Listed records >>
-------
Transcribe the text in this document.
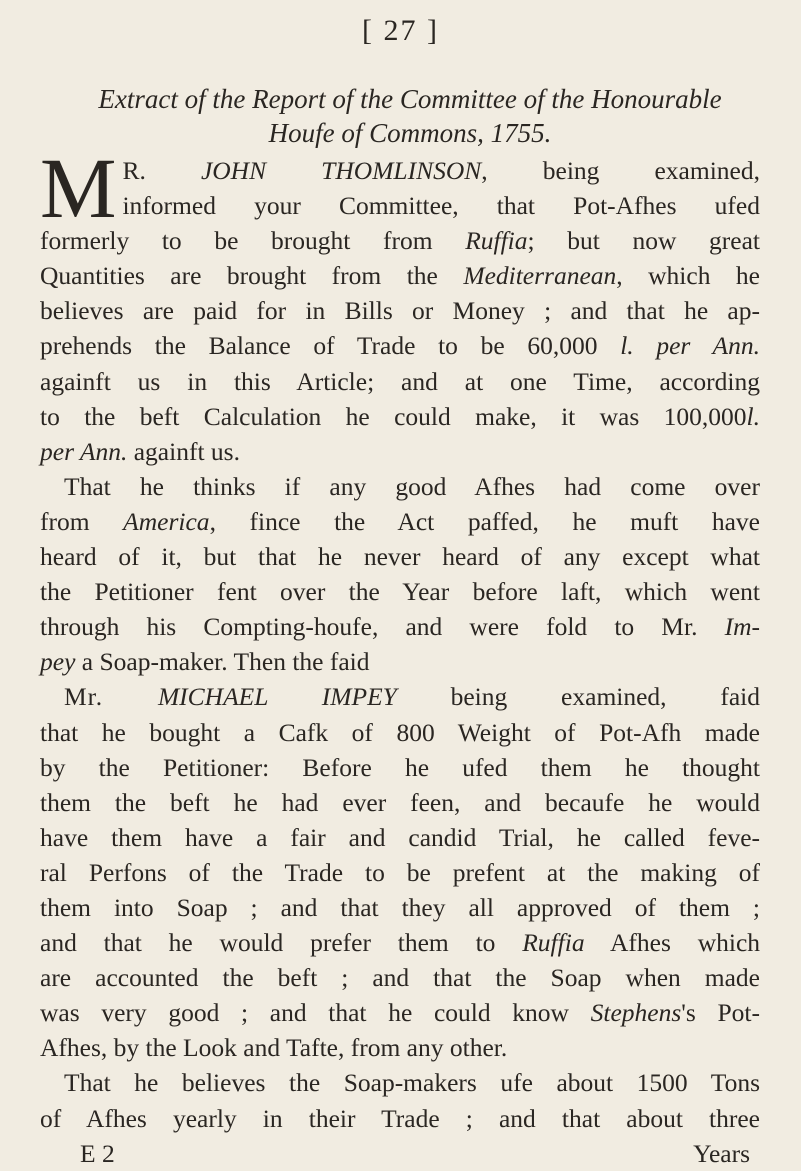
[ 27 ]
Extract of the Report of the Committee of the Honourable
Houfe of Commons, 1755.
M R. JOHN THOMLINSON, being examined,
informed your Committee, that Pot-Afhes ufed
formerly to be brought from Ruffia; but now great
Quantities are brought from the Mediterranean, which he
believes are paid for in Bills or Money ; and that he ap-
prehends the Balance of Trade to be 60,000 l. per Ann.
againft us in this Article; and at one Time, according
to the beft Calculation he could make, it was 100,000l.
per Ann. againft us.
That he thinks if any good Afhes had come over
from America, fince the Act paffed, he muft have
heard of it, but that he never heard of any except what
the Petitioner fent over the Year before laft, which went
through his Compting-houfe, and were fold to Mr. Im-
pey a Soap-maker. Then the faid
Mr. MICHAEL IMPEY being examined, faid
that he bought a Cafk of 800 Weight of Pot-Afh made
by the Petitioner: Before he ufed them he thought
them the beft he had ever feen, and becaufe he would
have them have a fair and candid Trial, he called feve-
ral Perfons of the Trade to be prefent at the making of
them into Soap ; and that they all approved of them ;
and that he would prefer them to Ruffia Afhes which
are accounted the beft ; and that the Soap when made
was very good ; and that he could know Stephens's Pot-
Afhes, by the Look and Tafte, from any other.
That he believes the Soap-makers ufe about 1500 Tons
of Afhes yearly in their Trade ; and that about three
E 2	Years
-------
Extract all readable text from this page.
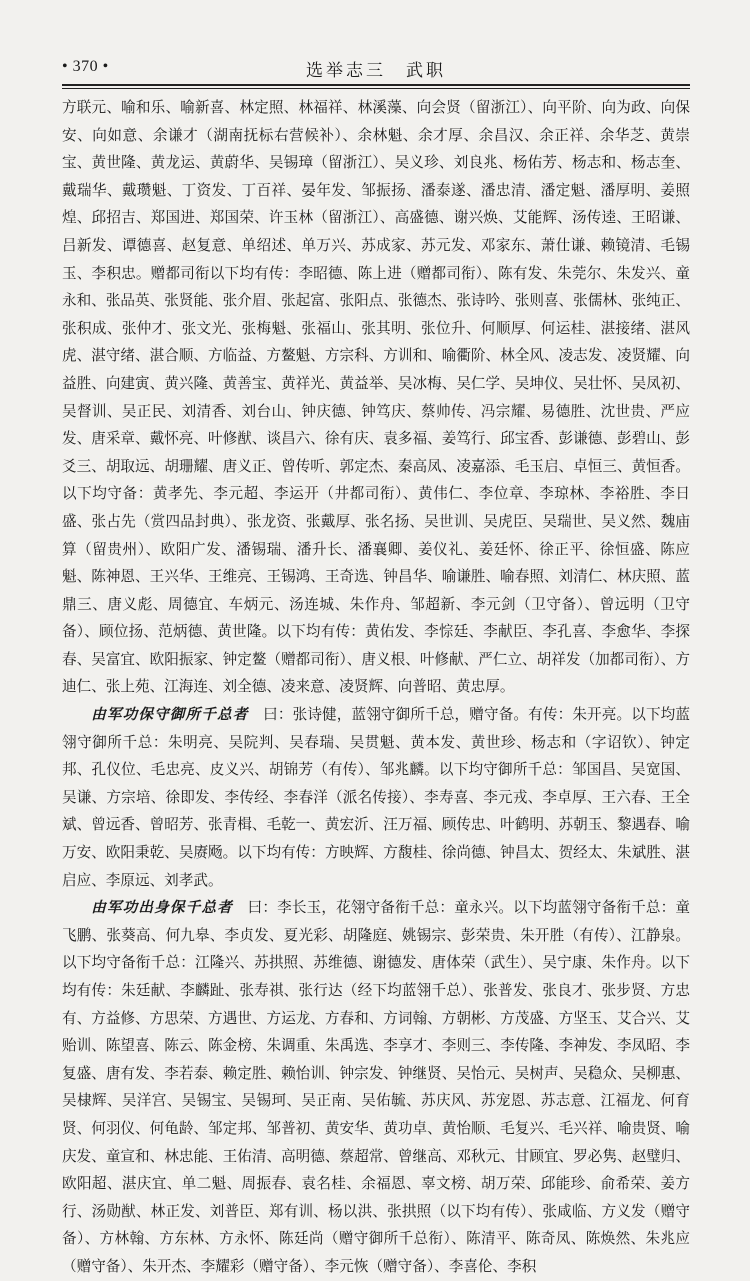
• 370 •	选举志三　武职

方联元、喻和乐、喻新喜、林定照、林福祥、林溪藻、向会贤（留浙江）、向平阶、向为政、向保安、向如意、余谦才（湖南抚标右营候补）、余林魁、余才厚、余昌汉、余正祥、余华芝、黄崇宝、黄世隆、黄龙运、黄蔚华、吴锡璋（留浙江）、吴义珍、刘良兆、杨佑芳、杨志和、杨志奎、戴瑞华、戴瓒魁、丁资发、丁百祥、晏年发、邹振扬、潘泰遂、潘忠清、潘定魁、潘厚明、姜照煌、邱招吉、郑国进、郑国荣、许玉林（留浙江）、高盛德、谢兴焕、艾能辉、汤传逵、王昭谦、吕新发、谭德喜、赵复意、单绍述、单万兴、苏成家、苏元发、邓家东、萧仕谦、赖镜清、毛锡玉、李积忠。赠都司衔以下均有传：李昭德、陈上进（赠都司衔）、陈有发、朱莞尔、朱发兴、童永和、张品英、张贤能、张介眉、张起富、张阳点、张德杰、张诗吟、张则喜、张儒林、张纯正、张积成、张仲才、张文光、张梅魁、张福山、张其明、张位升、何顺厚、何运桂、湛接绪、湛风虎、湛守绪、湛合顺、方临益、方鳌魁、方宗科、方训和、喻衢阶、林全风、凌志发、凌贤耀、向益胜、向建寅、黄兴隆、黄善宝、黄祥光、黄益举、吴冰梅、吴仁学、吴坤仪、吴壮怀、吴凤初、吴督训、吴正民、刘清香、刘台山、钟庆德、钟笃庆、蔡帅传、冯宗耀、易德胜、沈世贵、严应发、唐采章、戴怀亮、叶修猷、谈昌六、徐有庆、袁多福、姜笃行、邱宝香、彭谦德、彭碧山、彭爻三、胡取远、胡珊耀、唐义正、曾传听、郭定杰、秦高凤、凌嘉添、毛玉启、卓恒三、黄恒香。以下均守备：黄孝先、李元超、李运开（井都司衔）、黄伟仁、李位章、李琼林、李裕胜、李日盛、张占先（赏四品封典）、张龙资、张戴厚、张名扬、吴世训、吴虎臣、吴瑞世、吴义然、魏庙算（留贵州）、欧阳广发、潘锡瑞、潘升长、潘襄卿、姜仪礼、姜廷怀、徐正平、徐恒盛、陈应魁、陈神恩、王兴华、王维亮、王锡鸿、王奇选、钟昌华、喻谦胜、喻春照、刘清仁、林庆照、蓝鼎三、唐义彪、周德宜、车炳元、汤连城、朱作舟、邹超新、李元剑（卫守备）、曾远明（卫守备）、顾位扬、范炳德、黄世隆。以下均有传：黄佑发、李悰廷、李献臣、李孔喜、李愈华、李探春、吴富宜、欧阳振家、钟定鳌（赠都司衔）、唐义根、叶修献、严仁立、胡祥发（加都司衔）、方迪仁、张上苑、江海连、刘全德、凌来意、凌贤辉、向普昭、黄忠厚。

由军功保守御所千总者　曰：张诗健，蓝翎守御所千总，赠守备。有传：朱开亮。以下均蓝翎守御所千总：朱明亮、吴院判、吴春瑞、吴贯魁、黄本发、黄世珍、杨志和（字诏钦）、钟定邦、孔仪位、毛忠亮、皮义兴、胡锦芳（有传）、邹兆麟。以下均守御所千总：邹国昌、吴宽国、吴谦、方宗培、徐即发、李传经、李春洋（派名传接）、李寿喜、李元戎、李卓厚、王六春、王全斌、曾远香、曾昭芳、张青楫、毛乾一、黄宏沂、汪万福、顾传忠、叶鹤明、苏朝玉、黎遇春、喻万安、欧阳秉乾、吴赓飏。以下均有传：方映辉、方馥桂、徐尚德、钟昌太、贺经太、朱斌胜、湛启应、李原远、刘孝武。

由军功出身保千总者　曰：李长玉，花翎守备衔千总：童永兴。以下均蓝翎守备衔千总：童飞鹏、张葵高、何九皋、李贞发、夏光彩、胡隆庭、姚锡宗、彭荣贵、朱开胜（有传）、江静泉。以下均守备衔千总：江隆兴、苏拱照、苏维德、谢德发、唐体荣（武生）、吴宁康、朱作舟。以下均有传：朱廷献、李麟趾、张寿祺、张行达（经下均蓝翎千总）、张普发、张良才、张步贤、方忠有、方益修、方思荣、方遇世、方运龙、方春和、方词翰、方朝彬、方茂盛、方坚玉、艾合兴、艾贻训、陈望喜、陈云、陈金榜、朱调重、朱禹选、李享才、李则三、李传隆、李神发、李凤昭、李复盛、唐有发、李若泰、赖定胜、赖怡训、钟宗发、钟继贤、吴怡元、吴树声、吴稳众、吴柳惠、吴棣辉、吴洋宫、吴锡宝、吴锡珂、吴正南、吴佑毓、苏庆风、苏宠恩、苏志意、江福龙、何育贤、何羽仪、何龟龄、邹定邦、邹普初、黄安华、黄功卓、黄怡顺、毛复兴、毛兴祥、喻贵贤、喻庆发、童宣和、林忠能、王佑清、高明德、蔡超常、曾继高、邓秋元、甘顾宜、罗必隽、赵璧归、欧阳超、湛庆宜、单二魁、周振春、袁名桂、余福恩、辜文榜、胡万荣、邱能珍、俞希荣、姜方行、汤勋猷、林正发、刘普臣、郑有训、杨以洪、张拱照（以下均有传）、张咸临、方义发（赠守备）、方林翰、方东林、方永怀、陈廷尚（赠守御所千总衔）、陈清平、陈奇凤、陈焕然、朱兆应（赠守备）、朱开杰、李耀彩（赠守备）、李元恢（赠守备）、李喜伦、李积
-------
Pull out all lines containing the word "Ruffia" from the entries above.

Task output >>
formerly to be brought from Ruffia; but now great
and that he would prefer them to Ruffia Afhes which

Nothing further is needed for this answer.